• [Written task]: Find each line with the word "condition" and state how many there are, nothing more.

════════════════

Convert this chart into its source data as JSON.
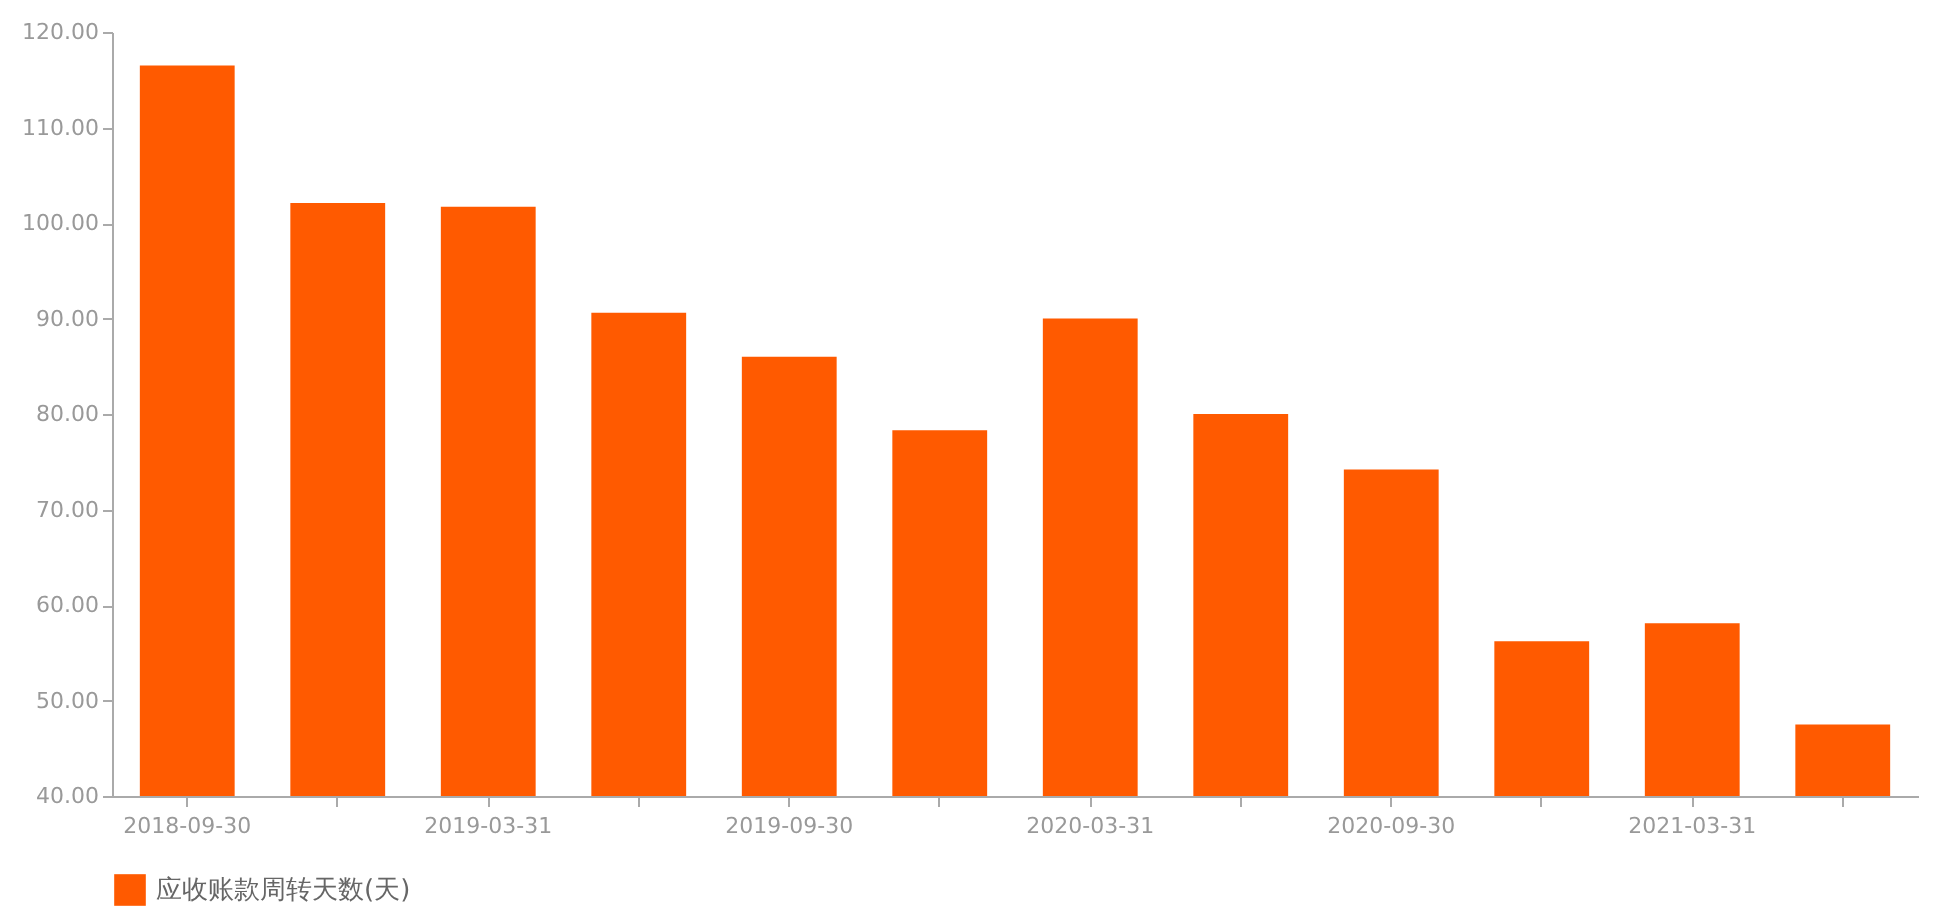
{
  "chart_data": {
    "type": "bar",
    "categories": [
      "2018-09-30",
      null,
      "2019-03-31",
      null,
      "2019-09-30",
      null,
      "2020-03-31",
      null,
      "2020-09-30",
      null,
      "2021-03-31",
      null
    ],
    "series": [
      {
        "name": "应收账款周转天数(天)",
        "color": "#ff5a00",
        "values": [
          116.5,
          102.1,
          101.7,
          90.6,
          86.0,
          78.3,
          90.0,
          80.0,
          74.2,
          56.2,
          58.1,
          47.5
        ]
      }
    ],
    "ylim": [
      40,
      120
    ],
    "yticks": [
      {
        "value": 40,
        "label": "40.00"
      },
      {
        "value": 50,
        "label": "50.00"
      },
      {
        "value": 60,
        "label": "60.00"
      },
      {
        "value": 70,
        "label": "70.00"
      },
      {
        "value": 80,
        "label": "80.00"
      },
      {
        "value": 90,
        "label": "90.00"
      },
      {
        "value": 100,
        "label": "100.00"
      },
      {
        "value": 110,
        "label": "110.00"
      },
      {
        "value": 120,
        "label": "120.00"
      }
    ],
    "grid": false,
    "legend": "bottom"
  }
}
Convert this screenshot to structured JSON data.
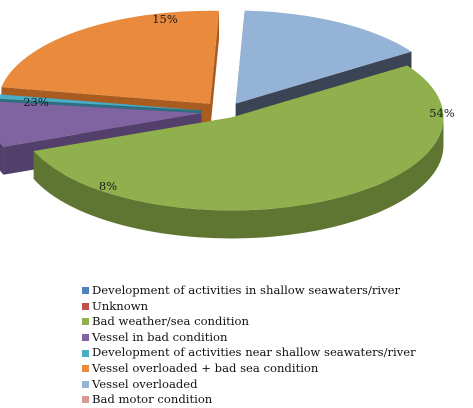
{
  "chart_data": {
    "type": "pie",
    "three_d": true,
    "exploded": true,
    "title": "",
    "legend_position": "bottom",
    "slices": [
      {
        "name": "Development of activities in shallow seawaters/river",
        "value": 0,
        "color": "#4f81bd",
        "side_color": "#2f4d70"
      },
      {
        "name": "Unknown",
        "value": 0,
        "color": "#c0504d",
        "side_color": "#7a2f2d"
      },
      {
        "name": "Bad weather/sea condition",
        "value": 54,
        "label": "54%",
        "color": "#8fb04d",
        "side_color": "#5e7631"
      },
      {
        "name": "Vessel in bad condition",
        "value": 8,
        "label": "8%",
        "color": "#8064a2",
        "side_color": "#523f6a"
      },
      {
        "name": "Development of activities near shallow seawaters/river",
        "value": 0.8,
        "color": "#4bacc6",
        "side_color": "#2d6f80"
      },
      {
        "name": "Vessel overloaded + bad sea condition",
        "value": 23,
        "label": "23%",
        "color": "#e98a3c",
        "side_color": "#a85c20"
      },
      {
        "name": "Vessel overloaded",
        "value": 15,
        "label": "15%",
        "color": "#95b3d7",
        "side_color": "#3a4455"
      },
      {
        "name": "Bad motor condition",
        "value": 0,
        "color": "#d99795",
        "side_color": "#9c5e5c"
      }
    ]
  }
}
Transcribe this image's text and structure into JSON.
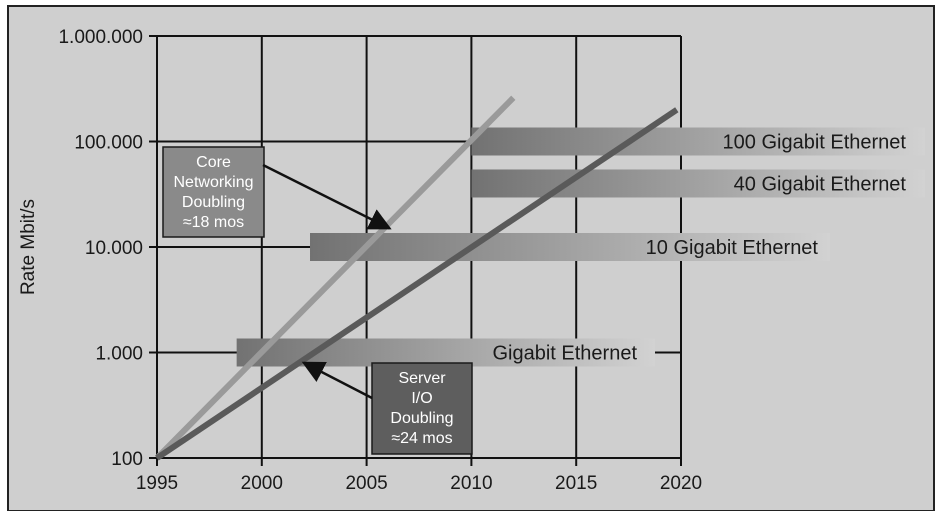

════════════════

• [The solution]: 4